Our series continues with an exploration of Haverford student experiences phonebanking. The Clerk’s Katie Rodgers decided to participate and see first hand how Haverfordians have been making change. 

Haverford students have started phoning in for justice. An unaffiliated group of students have held phone banks  this fall semester for protesting the Dakota Access Pipeline. Some of the students come from Haverfordians for a Livable Future, HLF, but other students organized it out of independent interest. On December 2, I joined one of these phone banks and spoke with some of the students involved. The Dakota Access Pipeline is an underground oil pipeline that is routed to go from North Dakota to Iowa.

Students made calls and wrote letters to banks, government officials, and more during this action. Scripts were provided specific to the entity being called. One of the major targets of the action was the Army Corps of Engineers. Roughly 15 different student showed up to this event over the course of the three and a half hours.

“Standing Rock is one of the most important civil rights actions of our time and we have a real opportunity to make change. So call your representatives, write letters, ask about actions going on in the area, and you can make a difference,” said Hannah Krohn ‘17.

YOUR GOAL —
Continue the article about Haverford students phonebanking against the Dakota Access Pipeline, starting right after its final sentence.

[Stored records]
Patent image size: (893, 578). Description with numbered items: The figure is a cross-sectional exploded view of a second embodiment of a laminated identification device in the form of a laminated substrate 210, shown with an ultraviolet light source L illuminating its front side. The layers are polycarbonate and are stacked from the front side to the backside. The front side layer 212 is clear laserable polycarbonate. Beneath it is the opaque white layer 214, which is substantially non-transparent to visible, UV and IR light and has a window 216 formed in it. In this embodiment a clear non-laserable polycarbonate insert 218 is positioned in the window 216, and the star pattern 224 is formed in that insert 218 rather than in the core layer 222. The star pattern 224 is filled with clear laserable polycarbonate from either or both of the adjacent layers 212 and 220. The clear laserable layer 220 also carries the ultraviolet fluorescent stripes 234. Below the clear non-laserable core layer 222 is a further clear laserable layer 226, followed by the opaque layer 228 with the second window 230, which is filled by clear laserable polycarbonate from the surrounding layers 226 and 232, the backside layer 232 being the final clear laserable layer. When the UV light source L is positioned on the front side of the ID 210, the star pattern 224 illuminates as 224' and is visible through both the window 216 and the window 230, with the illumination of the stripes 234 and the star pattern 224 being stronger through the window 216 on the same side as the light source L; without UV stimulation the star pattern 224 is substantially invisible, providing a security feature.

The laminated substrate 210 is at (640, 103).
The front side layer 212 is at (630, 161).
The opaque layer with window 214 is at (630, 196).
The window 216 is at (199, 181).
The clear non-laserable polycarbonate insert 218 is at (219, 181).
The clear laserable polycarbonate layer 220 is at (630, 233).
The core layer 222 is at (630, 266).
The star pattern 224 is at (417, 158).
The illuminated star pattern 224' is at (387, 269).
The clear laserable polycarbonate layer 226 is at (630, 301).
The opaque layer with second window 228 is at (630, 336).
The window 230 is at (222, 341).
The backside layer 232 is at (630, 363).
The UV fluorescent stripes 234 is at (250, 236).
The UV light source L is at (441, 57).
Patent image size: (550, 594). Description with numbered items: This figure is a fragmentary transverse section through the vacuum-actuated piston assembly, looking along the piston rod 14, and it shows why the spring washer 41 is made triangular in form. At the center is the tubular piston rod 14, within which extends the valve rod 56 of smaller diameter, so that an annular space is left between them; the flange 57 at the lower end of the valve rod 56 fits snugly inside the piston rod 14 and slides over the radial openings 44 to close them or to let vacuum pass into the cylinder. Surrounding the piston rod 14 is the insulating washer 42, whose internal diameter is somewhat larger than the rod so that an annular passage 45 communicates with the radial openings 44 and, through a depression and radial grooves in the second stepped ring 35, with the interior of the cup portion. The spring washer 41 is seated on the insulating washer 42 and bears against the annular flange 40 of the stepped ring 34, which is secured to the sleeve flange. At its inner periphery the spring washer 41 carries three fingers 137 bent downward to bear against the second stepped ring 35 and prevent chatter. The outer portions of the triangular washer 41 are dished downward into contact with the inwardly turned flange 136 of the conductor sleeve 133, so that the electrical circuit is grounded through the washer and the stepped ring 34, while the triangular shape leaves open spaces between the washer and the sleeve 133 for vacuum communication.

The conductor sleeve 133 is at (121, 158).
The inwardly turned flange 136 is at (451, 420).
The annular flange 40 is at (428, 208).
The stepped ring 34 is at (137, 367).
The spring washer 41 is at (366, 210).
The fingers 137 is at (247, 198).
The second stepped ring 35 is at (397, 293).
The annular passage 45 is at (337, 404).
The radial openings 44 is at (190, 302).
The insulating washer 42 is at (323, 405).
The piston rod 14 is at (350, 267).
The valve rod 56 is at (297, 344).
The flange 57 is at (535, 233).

IN RESPONSE —
Students joked about who had worst hold music – it was the White House – and ate snacks. The CPGC lent a notepad to write letters on. People came in and out between 10:00 AM and 1:30 to make calls. Students were delighted to find out the list they were using was outdated, as some of the groups they called had already divested.

Paul Wynkoop ‘20 attended this action and been involved in other events related to the Dakota Access Pipeline.

“The action today has been going very well. We’ve had quite a few people come in and we’ve had quite a few calls made. I’m happy with the progress we’ve made and it sounds like a lot of the companies are aware of the issues people have raised and we’ve already had some of the banks pull out since we began calling two weeks ago. I think we’ve had good success,” he said.

“I think that the primary reason I’m involved is because of Indigenous right snad I think the US has a bad history of ignoring the rights of indigenous people and basically anyone who’s not white and so I think that this is important that we give tribes the respect that they deserve. And I think the secondary reason among other things is that climate action is really important especially if we don’t do something about climate change it’s really going to come back to hurt humanity as a species. I think those are the most important things to me. There are various other reasons but those are the main two for me.” Wynkoop said.

Callie Kennedy, one of the leaders of the Divestment group stopped by to give moral support, and said “You guys are amazing.”

For Evan Klasky ‘19, this was his first phone bank.

“I had never done it before so the experience itself was new. And learning about this kind of civic engagement was a positive experience for me as a student and a global citizen of the United States of America.” Klasky said.

A Bryn Mawr student also came to the action.  

The Pipeline is “Five hundred years of colonialism and genocide against indigenous peoples. This is the new form of them giving people small pox blankets basically. They are freezing them to death and starving them to death,” said Julia Tanenbaum BMC ‘17.

Following this phone bank was another phone bank for protecting Philadelphia as a Sanctuary City.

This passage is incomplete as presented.